---- Data rows
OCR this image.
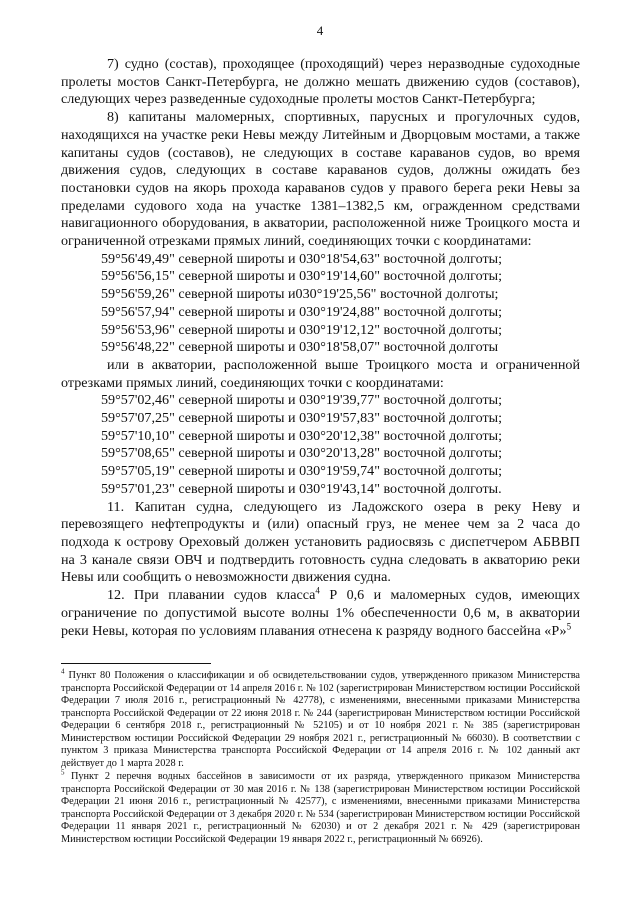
4

7) судно (состав), проходящее (проходящий) через неразводные судоходные пролеты мостов Санкт-Петербурга, не должно мешать движению судов (составов), следующих через разведенные судоходные пролеты мостов Санкт-Петербурга;

8) капитаны маломерных, спортивных, парусных и прогулочных судов, находящихся на участке реки Невы между Литейным и Дворцовым мостами, а также капитаны судов (составов), не следующих в составе караванов судов, во время движения судов, следующих в составе караванов судов, должны ожидать без постановки судов на якорь прохода караванов судов у правого берега реки Невы за пределами судового хода на участке 1381–1382,5 км, огражденном средствами навигационного оборудования, в акватории, расположенной ниже Троицкого моста и ограниченной отрезками прямых линий, соединяющих точки с координатами:

59°56'49,49" северной широты и 030°18'54,63" восточной долготы;

59°56'56,15" северной широты и 030°19'14,60" восточной долготы;

59°56'59,26" северной широты и030°19'25,56" восточной долготы;

59°56'57,94" северной широты и 030°19'24,88" восточной долготы;

59°56'53,96" северной широты и 030°19'12,12" восточной долготы;

59°56'48,22" северной широты и 030°18'58,07" восточной долготы

или в акватории, расположенной выше Троицкого моста и ограниченной отрезками прямых линий, соединяющих точки с координатами:

59°57'02,46" северной широты и 030°19'39,77" восточной долготы;

59°57'07,25" северной широты и 030°19'57,83" восточной долготы;

59°57'10,10" северной широты и 030°20'12,38" восточной долготы;

59°57'08,65" северной широты и 030°20'13,28" восточной долготы;

59°57'05,19" северной широты и 030°19'59,74" восточной долготы;

59°57'01,23" северной широты и 030°19'43,14" восточной долготы.

11. Капитан судна, следующего из Ладожского озера в реку Неву и перевозящего нефтепродукты и (или) опасный груз, не менее чем за 2 часа до подхода к острову Ореховый должен установить радиосвязь с диспетчером АБВВП на 3 канале связи ОВЧ и подтвердить готовность судна следовать в акваторию реки Невы или сообщить о невозможности движения судна.

12. При плавании судов класса$^4$ Р 0,6 и маломерных судов, имеющих ограничение по допустимой высоте волны 1% обеспеченности 0,6 м, в акватории реки Невы, которая по условиям плавания отнесена к разряду водного бассейна «Р»$^5$

$^4$ Пункт 80 Положения о классификации и об освидетельствовании судов, утвержденного приказом Министерства транспорта Российской Федерации от 14 апреля 2016 г. № 102 (зарегистрирован Министерством юстиции Российской Федерации 7 июля 2016 г., регистрационный № 42778), с изменениями, внесенными приказами Министерства транспорта Российской Федерации от 22 июня 2018 г. № 244 (зарегистрирован Министерством юстиции Российской Федерации 6 сентября 2018 г., регистрационный № 52105) и от 10 ноября 2021 г. № 385 (зарегистрирован Министерством юстиции Российской Федерации 29 ноября 2021 г., регистрационный № 66030). В соответствии с пунктом 3 приказа Министерства транспорта Российской Федерации от 14 апреля 2016 г. № 102 данный акт действует до 1 марта 2028 г.

$^5$ Пункт 2 перечня водных бассейнов в зависимости от их разряда, утвержденного приказом Министерства транспорта Российской Федерации от 30 мая 2016 г. № 138 (зарегистрирован Министерством юстиции Российской Федерации 21 июня 2016 г., регистрационный № 42577), с изменениями, внесенными приказами Министерства транспорта Российской Федерации от 3 декабря 2020 г. № 534 (зарегистрирован Министерством юстиции Российской Федерации 11 января 2021 г., регистрационный № 62030) и от 2 декабря 2021 г. № 429 (зарегистрирован Министерством юстиции Российской Федерации 19 января 2022 г., регистрационный № 66926).
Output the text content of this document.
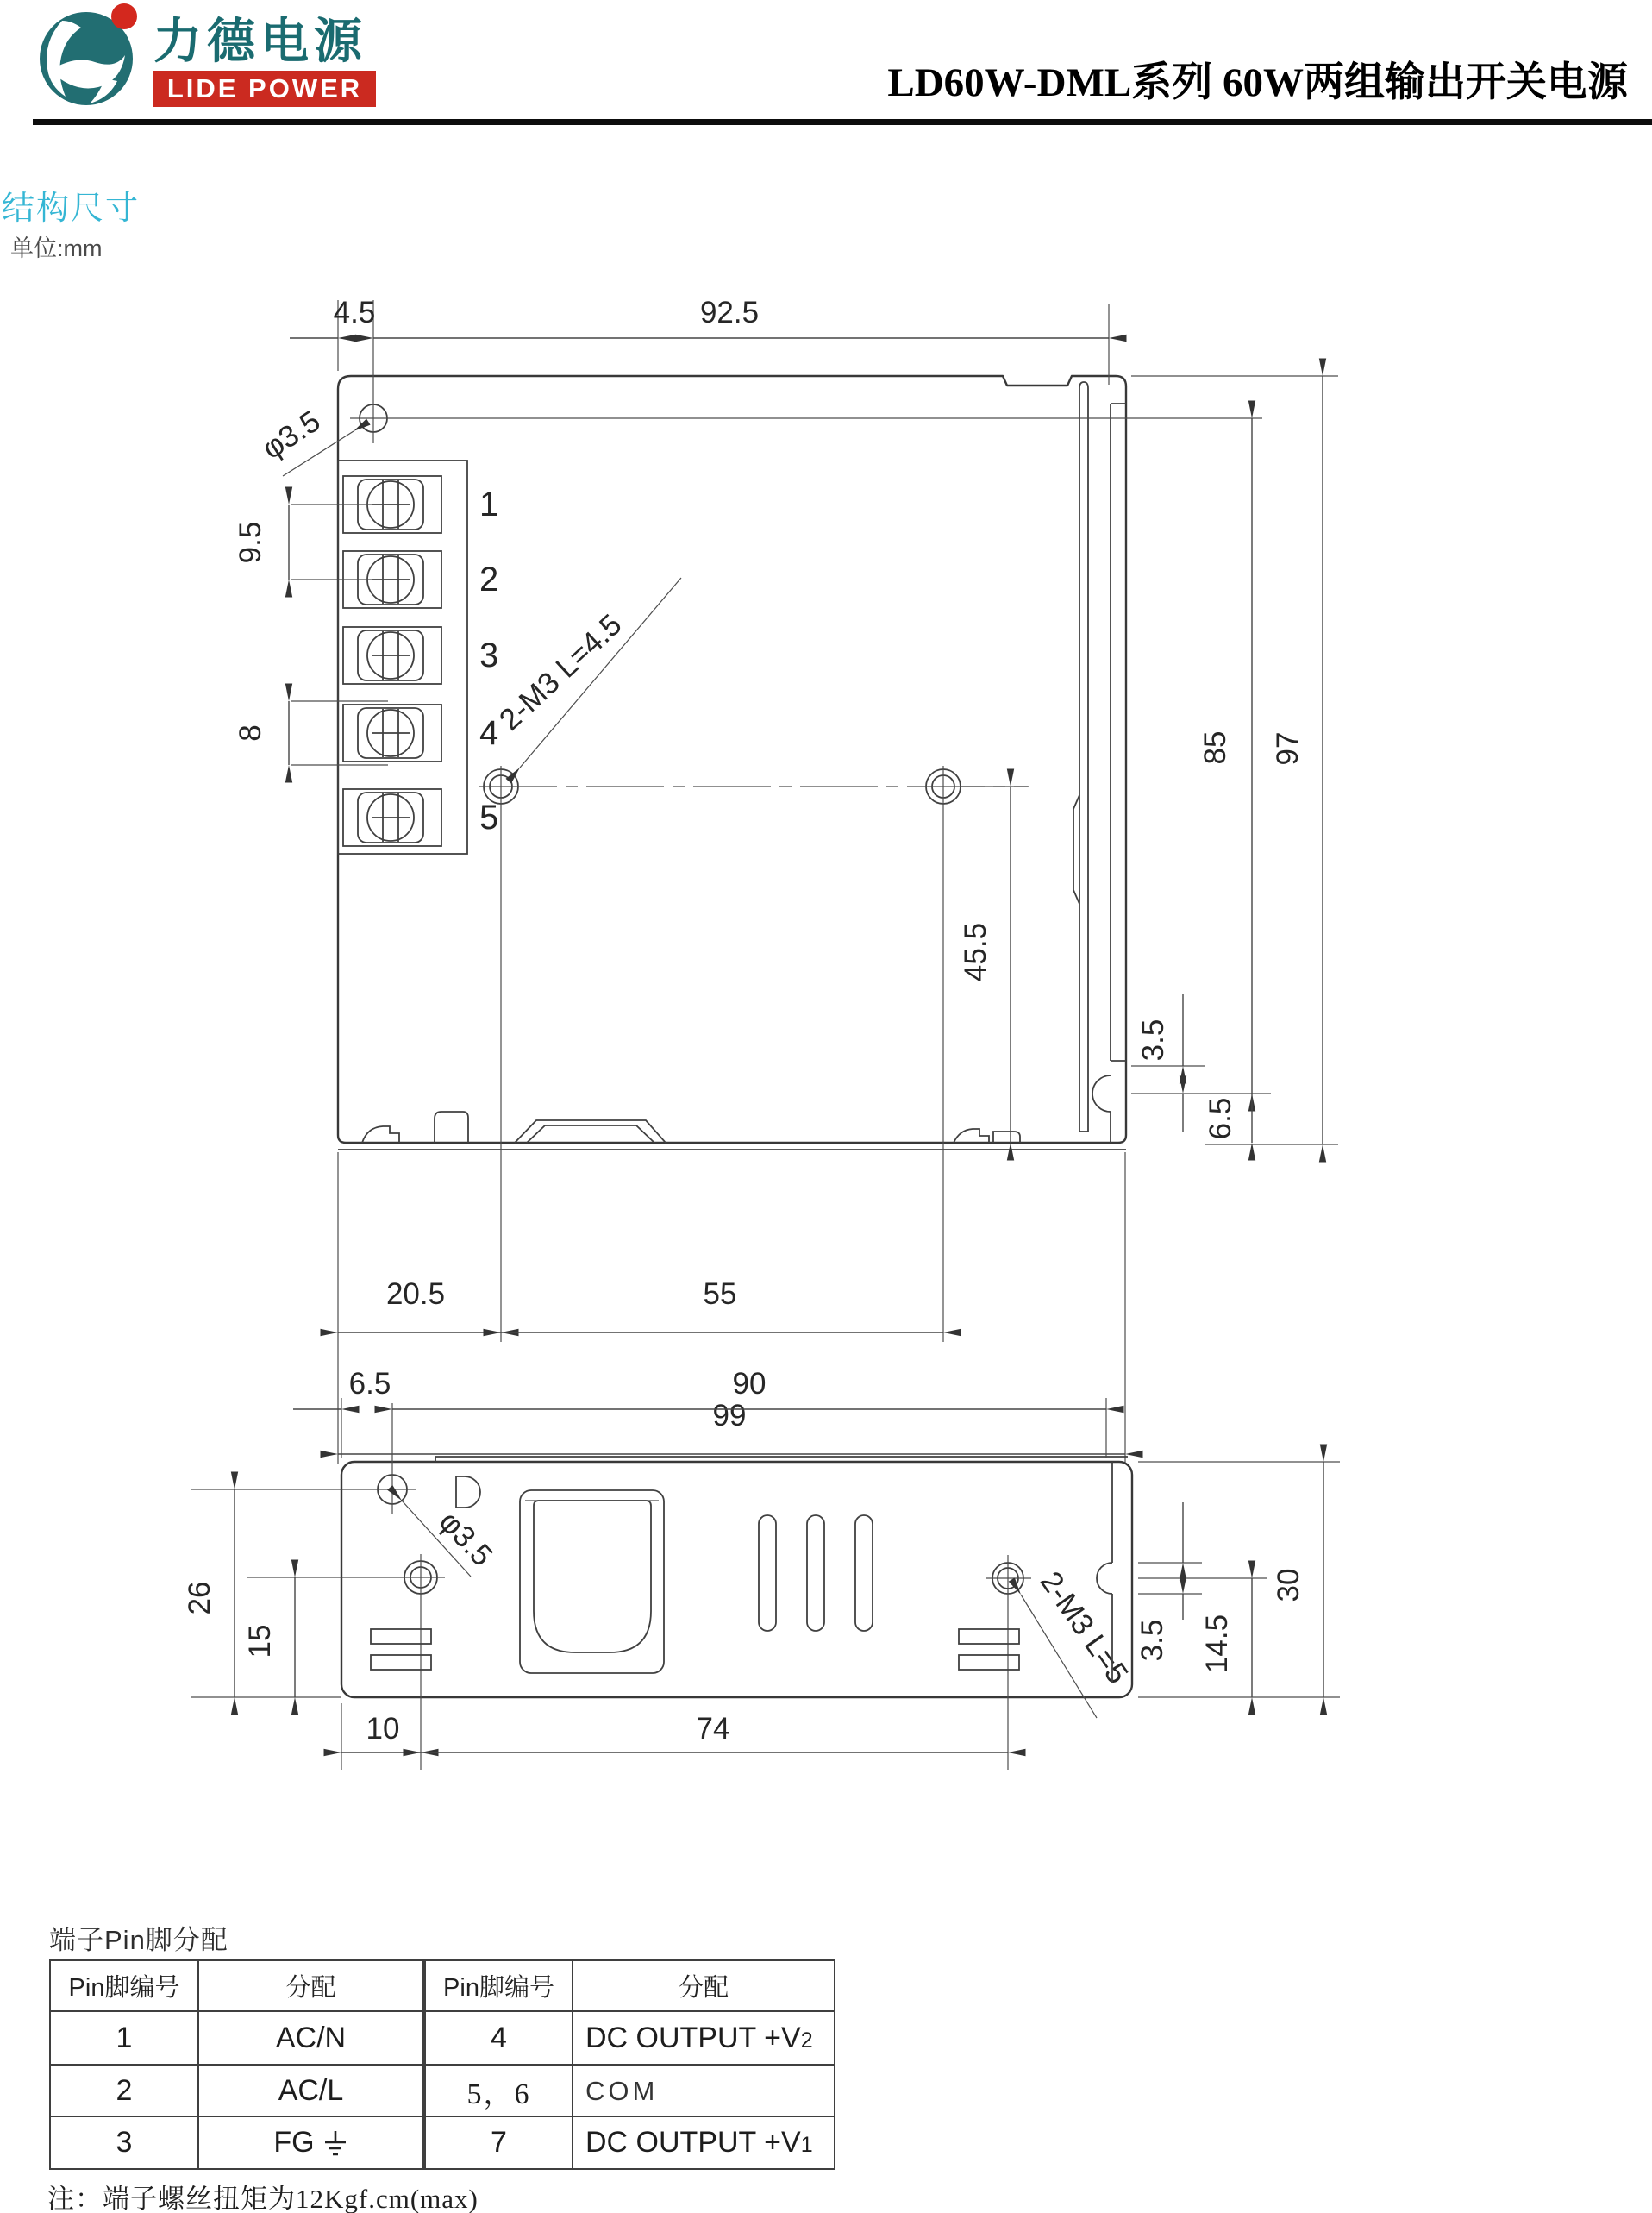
力德电源
LIDE POWER	LD60W-DML系列 60W两组输出开关电源
结构尺寸
单位:mm
1
2
3
4
5
φ3.5
2-M3 L=4.5
4.5	92.5
9.5
8
45.5
3.5
85
6.5
97
20.5	55
99
φ3.5
2-M3 L=5
6.5	90
26
15	3.5 14.5
30
10	74
端子Pin脚分配
Pin脚编号	分配	Pin脚编号	分配
1	AC/N	4	DC OUTPUT +V2
2	AC/L	5，6	COM
3	FG	7	DC OUTPUT +V1
注：端子螺丝扭矩为12Kgf.cm(max)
--------
Repeat nothing but the lines from the one containing "Output the text content of this document." through the end of the entries, exactly, and skip the pictures.

§ Full answer
Output the text content of this document.
力德电源
LIDE POWER	LD60W-DML系列 60W两组输出开关电源
结构尺寸
单位:mm
1
2
3
4
5
φ3.5
2-M3 L=4.5
4.5	92.5
9.5
8
45.5
3.5
85
6.5
97
20.5	55
99
φ3.5
2-M3 L=5
6.5	90
26
15	3.5 14.5
30
10	74
端子Pin脚分配
Pin脚编号	分配	Pin脚编号	分配
1	AC/N	4	DC OUTPUT +V2
2	AC/L	5，6	COM
3	FG	7	DC OUTPUT +V1
注：端子螺丝扭矩为12Kgf.cm(max)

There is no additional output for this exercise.